| Given request |
Copy out each line containing "Poor" from the entries below.

| Exercise inputs |

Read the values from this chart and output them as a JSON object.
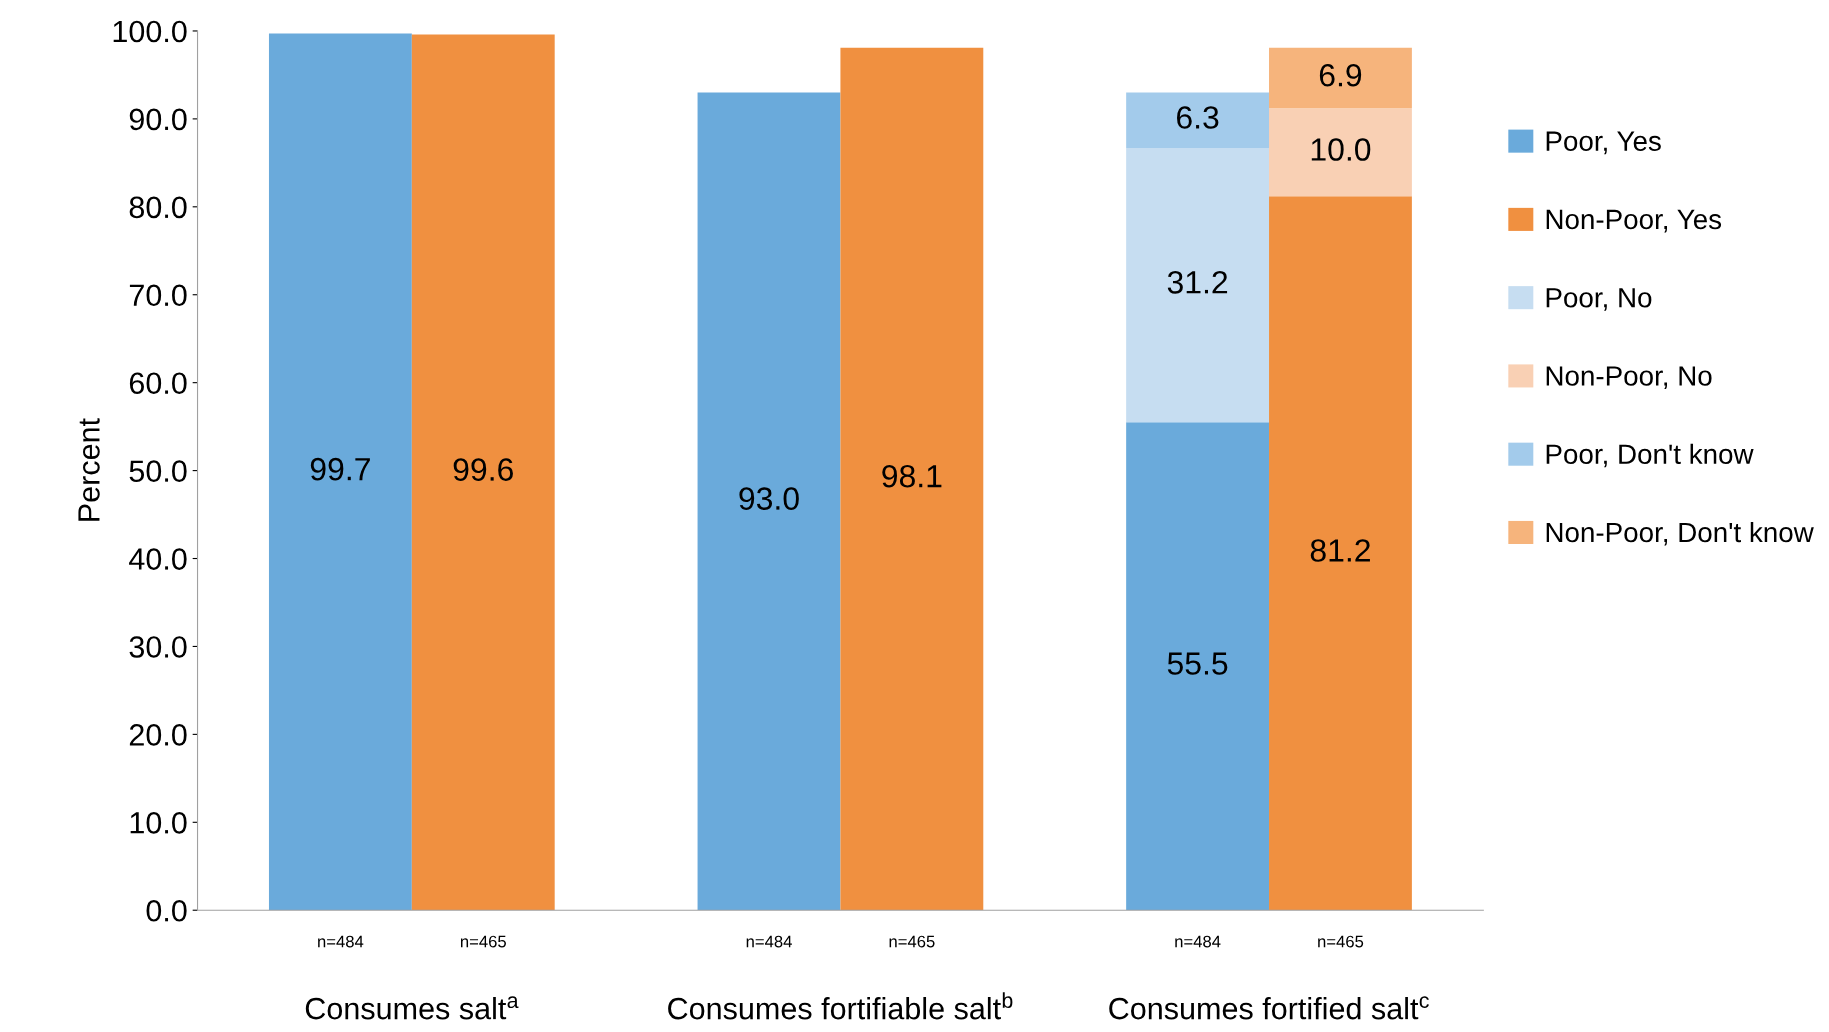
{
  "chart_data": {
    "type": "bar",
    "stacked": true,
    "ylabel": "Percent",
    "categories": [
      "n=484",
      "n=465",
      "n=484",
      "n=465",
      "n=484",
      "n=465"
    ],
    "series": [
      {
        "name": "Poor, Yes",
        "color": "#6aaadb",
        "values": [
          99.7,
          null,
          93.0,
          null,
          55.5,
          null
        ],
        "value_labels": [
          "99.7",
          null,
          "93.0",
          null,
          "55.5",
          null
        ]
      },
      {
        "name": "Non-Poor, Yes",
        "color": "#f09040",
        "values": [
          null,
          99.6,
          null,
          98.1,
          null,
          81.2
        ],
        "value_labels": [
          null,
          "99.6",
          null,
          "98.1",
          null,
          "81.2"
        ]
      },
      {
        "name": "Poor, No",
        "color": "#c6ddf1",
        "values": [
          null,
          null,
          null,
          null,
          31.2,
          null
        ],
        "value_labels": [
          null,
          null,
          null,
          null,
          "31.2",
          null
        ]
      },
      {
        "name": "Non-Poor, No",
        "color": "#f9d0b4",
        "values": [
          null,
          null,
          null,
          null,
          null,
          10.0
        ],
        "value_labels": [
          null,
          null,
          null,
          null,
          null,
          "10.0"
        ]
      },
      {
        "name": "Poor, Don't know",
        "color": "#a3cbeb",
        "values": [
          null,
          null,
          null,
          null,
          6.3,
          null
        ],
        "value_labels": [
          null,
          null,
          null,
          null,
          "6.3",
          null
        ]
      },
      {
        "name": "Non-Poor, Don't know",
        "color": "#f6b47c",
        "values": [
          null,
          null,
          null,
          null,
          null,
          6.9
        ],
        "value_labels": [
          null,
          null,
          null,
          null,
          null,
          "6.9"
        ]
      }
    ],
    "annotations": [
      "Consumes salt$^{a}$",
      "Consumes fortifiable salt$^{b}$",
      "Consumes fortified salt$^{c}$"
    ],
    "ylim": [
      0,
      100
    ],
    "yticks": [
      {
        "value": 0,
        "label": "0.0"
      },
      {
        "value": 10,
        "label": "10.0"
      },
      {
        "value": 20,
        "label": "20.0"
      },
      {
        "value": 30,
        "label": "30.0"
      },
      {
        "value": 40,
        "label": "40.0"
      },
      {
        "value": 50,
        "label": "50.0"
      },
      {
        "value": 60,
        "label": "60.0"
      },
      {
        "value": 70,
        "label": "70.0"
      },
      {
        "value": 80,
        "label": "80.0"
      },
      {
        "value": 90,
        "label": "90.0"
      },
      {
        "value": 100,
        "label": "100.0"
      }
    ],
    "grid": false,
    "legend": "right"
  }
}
...
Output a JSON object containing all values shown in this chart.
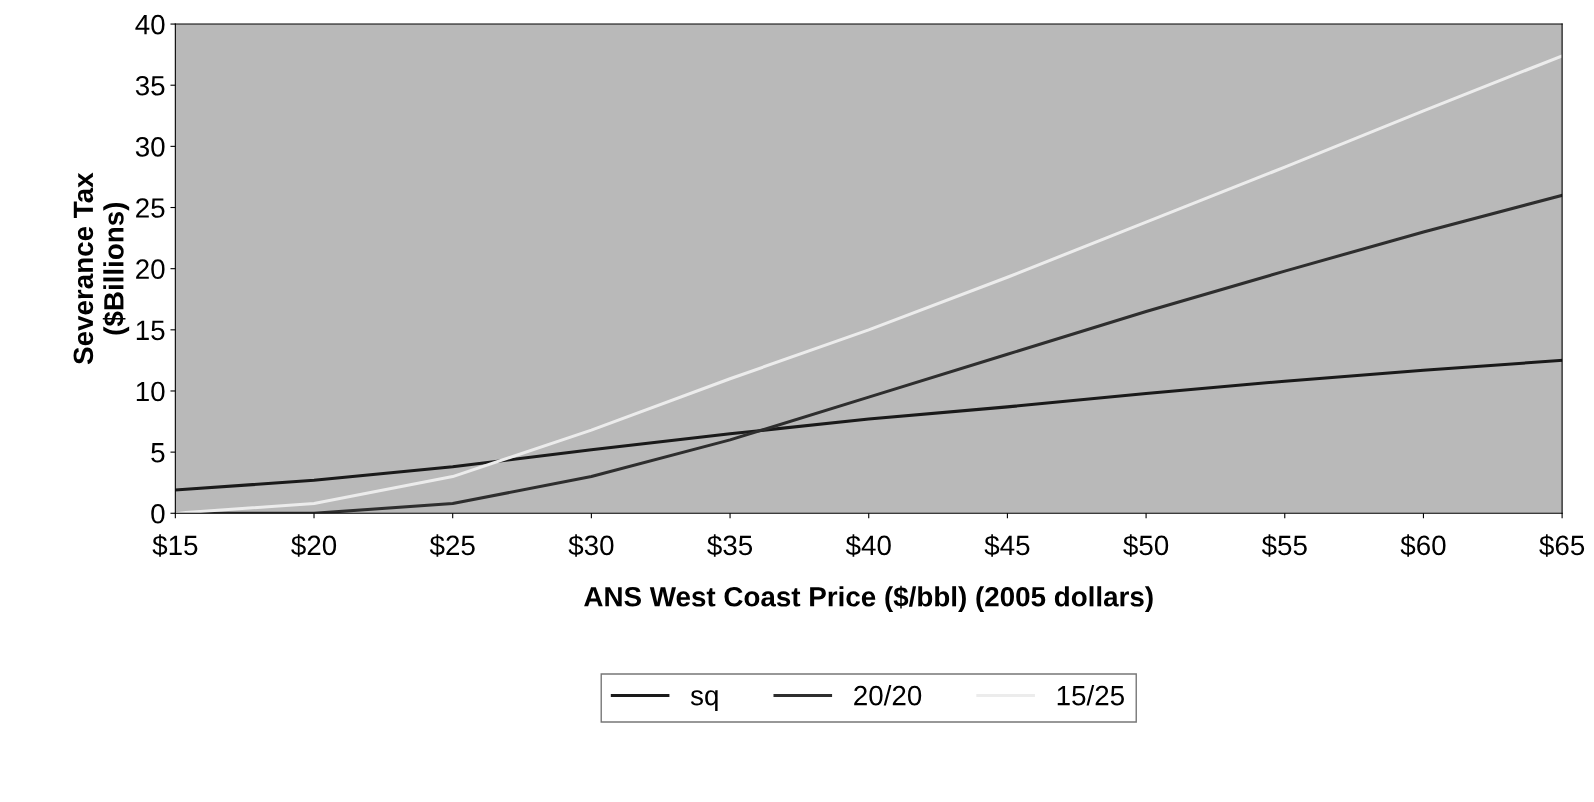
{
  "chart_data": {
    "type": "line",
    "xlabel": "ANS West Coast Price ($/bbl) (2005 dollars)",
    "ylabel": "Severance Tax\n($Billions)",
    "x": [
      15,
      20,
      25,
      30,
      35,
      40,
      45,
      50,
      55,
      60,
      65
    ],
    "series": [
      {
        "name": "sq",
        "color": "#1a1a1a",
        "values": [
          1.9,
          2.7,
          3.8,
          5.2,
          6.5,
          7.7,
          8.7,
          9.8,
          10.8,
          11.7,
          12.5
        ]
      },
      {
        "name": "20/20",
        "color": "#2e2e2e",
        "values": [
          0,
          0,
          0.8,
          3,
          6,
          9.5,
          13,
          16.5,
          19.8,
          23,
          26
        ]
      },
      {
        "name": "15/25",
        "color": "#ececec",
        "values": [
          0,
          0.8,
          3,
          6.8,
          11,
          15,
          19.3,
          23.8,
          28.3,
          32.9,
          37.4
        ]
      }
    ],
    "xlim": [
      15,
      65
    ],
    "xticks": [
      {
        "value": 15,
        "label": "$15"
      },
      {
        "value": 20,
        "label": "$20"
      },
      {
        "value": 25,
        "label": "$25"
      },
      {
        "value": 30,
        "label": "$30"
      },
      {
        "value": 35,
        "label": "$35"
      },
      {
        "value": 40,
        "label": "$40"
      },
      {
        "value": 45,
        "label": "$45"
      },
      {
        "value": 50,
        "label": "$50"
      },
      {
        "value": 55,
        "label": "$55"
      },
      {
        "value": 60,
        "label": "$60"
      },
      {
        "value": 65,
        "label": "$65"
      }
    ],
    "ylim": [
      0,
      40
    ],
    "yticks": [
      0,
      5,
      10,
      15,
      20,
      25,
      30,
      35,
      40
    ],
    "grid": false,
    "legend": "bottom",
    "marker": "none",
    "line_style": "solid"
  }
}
==
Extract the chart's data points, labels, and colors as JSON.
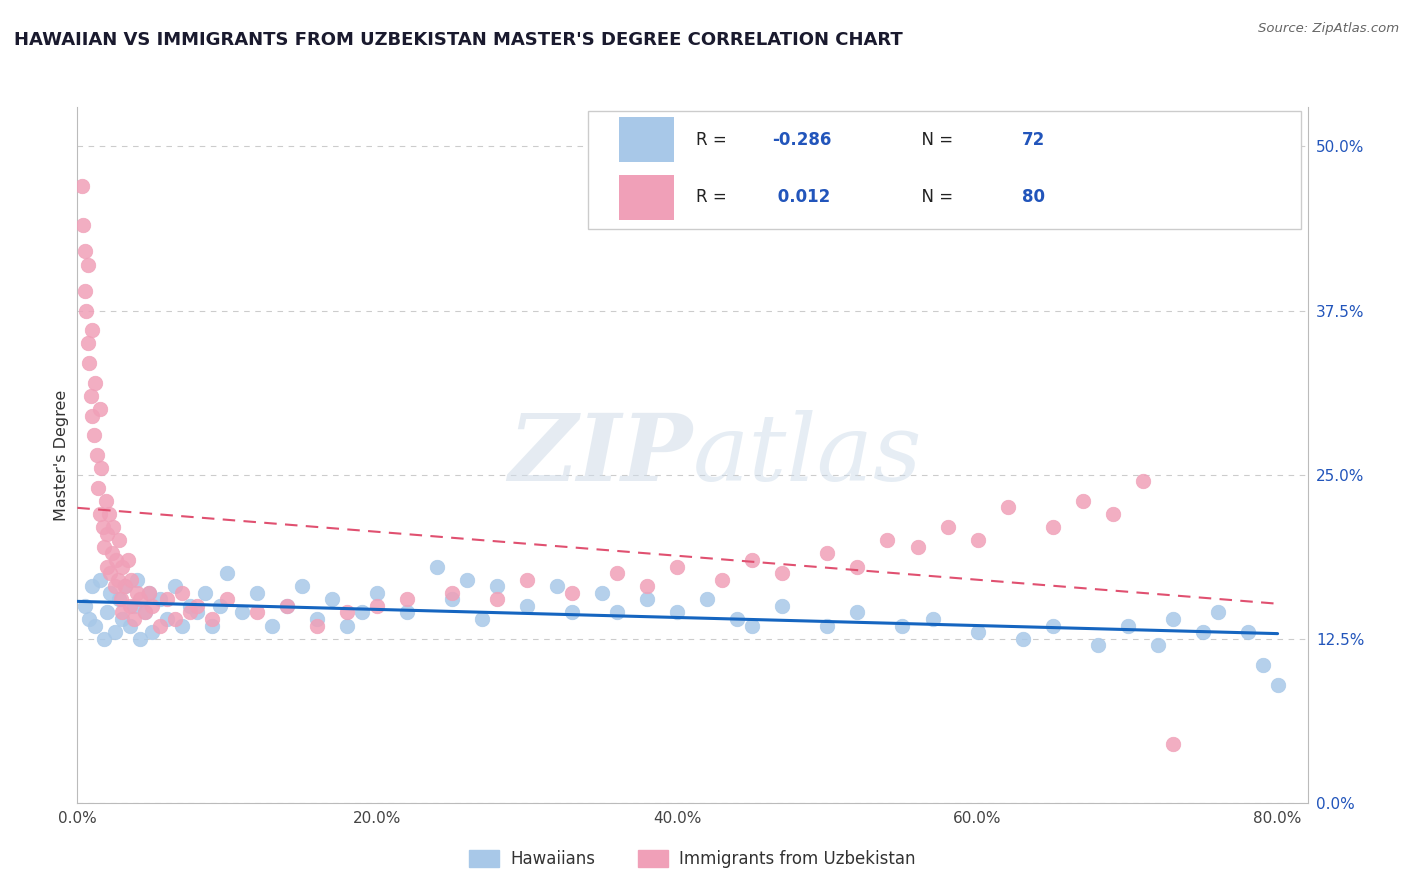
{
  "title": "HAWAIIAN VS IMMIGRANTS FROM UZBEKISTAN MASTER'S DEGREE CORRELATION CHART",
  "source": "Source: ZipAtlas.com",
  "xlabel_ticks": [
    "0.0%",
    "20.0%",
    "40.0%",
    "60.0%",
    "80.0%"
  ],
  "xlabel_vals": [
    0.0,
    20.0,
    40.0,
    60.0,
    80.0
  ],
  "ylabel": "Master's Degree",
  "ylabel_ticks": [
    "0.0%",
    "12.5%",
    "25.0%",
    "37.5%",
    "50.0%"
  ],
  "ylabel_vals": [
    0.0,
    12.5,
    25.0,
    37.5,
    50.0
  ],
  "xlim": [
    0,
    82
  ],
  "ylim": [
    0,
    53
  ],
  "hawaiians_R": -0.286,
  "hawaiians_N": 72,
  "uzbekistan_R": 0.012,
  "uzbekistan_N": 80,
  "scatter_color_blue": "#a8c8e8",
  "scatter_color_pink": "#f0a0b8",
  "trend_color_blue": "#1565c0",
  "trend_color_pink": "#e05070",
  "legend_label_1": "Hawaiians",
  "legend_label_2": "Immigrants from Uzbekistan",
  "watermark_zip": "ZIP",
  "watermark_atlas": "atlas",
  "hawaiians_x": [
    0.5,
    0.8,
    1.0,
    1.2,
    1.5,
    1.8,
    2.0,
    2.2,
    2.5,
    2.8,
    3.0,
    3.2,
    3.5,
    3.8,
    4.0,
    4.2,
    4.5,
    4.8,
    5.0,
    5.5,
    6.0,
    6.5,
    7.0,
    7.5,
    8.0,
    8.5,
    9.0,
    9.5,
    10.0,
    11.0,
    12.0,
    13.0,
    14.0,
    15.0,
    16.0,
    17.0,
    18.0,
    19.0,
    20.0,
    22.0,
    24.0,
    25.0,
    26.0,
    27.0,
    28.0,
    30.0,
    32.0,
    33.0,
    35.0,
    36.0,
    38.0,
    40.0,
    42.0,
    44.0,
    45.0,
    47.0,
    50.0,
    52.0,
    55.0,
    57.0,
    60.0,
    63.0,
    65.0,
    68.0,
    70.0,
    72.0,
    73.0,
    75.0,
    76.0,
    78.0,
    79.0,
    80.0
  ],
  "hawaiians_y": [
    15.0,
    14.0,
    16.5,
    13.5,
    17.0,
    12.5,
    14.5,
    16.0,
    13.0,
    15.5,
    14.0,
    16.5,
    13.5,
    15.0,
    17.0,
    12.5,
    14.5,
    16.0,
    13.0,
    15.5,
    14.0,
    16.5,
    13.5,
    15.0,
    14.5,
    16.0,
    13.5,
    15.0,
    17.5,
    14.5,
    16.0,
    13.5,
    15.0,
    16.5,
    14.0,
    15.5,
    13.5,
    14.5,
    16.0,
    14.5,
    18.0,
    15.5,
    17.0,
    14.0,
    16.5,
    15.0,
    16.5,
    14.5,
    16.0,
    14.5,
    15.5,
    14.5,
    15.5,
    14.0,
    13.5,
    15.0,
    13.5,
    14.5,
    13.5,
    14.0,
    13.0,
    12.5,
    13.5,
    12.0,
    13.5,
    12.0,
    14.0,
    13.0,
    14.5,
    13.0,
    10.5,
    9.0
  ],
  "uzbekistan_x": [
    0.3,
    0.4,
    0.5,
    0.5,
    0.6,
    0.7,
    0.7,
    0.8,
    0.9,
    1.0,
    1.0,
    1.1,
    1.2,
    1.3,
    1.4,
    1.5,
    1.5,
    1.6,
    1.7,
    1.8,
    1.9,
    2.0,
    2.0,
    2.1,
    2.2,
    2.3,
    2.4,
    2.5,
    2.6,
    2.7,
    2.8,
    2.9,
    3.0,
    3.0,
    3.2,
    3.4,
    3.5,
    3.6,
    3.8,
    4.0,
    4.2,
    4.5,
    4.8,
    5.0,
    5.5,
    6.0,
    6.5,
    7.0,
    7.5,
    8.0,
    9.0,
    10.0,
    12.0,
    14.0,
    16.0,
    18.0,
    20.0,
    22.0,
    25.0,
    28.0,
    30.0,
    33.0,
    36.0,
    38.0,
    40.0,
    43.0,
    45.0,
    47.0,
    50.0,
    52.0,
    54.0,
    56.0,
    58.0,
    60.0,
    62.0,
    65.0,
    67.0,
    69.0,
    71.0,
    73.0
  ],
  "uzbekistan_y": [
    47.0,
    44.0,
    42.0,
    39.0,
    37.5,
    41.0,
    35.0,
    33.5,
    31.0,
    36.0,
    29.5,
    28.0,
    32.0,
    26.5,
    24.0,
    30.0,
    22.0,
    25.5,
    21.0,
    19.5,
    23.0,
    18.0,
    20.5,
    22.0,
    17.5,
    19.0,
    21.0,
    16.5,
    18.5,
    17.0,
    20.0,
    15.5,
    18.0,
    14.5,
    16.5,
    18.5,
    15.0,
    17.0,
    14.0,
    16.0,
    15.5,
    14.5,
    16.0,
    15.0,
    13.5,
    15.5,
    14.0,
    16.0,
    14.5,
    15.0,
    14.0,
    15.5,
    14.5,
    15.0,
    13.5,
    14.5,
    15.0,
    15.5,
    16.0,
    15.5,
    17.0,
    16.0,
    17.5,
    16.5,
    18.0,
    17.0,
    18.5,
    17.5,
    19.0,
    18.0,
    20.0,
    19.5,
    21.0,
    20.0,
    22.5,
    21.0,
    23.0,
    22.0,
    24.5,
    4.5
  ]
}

| Output of the exercise |
        "name": "Poor, Yes",
        "name": "Non-Poor, Yes",
        "name": "Poor, No",
        "name": "Non-Poor, No",
        "name": "Poor, Don't know",
        "name": "Non-Poor, Don't know",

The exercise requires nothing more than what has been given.